▸ **Assignment**
Print the passage about the Phillips and Conoco merger ruling word for word, starting with "The company filed" and going on through "demands, the report said.".
*** Reading text ***
Even a short delay of the $35-billion merger would do more harm to Bartlesville, Okla.-based Phillips and Conoco in lost cost savings and future planning than it would save Transeuro Amertrans, the judge ruled, according to the Associated Press.
Holmes also said London-based Transeuro, which buys gasoline from and has a service contract with the companies, failed to show it would be harmed by the merger and likely couldn't win its antitrust lawsuit. The merger is expected to be completed by the end of September.
Transeuro sued April 30 in U.S. District Court in Tulsa alleging the merger, which would create the nation's third-largest oil company in terms of volume, would raise gasoline prices and stifle competition in the consolidating oil industry.
The company filed for a temporary restraining order Tuesday after it claimed to have learned that the Federal Trade Commission would approve the acquisition within a week or two. The FTC is expected to require the companies to sell gasoline stations in the West and refineries before approving the deal. Both Phillips and Conoco have moved to meet those demands, the report said.
ConocoPhillips, which would have its headquarters in Houston, would be the world's sixth-largest oil company and the nation's leading gasoline retailer. The combined firm would control 13 percent of the nation's refining capacity, officials said.
Transeuro Amertrans argued that ConocoPhillips will be able to raise prices at its retail outlets and that reduced competition in an already consolidated industry would make price collusion easier, the report said. But Phillips and Conoco attorneys countered that the combined company will still lack the market share to control prices and that federal regulators consider the oil industry sufficiently competitive.
*** End of Reading text ***
*** Extracted material ***
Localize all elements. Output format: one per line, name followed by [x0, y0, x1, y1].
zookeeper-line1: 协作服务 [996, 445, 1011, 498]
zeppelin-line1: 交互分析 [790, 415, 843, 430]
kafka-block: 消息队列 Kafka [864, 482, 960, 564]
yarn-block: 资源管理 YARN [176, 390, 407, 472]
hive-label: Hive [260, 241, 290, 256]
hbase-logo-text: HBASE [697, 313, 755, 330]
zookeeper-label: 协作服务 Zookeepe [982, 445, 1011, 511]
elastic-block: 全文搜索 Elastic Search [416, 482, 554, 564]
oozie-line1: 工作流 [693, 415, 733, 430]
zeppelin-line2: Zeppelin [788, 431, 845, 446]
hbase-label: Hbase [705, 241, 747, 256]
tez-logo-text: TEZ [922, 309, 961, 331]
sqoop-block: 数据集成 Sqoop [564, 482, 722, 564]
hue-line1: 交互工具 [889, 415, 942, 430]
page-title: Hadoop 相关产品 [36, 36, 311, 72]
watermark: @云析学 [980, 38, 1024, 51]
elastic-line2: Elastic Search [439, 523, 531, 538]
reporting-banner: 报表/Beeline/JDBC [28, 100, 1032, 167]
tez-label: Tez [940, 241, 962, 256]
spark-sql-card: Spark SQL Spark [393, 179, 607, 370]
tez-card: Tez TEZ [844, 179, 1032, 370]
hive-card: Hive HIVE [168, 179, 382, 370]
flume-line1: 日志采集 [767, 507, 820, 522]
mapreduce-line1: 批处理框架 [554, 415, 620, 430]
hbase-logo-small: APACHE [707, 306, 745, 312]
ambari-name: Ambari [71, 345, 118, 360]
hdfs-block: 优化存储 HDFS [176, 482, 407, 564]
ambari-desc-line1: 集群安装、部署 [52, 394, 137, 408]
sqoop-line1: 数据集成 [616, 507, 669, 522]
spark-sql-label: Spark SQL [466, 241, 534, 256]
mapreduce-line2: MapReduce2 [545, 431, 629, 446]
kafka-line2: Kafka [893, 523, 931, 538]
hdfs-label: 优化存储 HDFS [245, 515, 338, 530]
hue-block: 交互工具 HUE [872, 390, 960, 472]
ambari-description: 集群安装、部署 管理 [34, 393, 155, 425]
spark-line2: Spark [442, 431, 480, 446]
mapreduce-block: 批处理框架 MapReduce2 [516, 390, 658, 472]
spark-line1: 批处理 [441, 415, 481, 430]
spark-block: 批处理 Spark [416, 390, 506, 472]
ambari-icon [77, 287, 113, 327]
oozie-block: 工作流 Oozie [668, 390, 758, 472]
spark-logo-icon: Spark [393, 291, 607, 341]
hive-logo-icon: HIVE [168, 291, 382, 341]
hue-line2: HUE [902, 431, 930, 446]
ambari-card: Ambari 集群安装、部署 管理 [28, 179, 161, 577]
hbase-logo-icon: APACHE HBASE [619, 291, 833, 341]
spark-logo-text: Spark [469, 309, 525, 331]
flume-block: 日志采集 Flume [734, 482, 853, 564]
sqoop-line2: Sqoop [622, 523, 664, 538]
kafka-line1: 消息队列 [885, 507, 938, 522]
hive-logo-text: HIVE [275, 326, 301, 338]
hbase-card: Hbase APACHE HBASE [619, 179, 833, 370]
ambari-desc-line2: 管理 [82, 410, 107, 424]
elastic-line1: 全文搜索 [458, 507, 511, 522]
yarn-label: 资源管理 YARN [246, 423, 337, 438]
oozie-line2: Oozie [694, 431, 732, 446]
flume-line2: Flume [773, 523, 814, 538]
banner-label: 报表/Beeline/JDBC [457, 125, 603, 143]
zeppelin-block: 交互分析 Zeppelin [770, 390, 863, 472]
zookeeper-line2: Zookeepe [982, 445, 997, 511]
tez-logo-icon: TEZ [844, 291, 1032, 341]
*** End of Extracted material ***
▸ **Answer box**
The company filed for a temporary restraining order Tuesday after it claimed to have learned that the Federal Trade Commission would approve the acquisition within a week or two. The FTC is expected to require the companies to sell gasoline stations in the West and refineries before approving the deal. Both Phillips and Conoco have moved to meet those demands, the report said.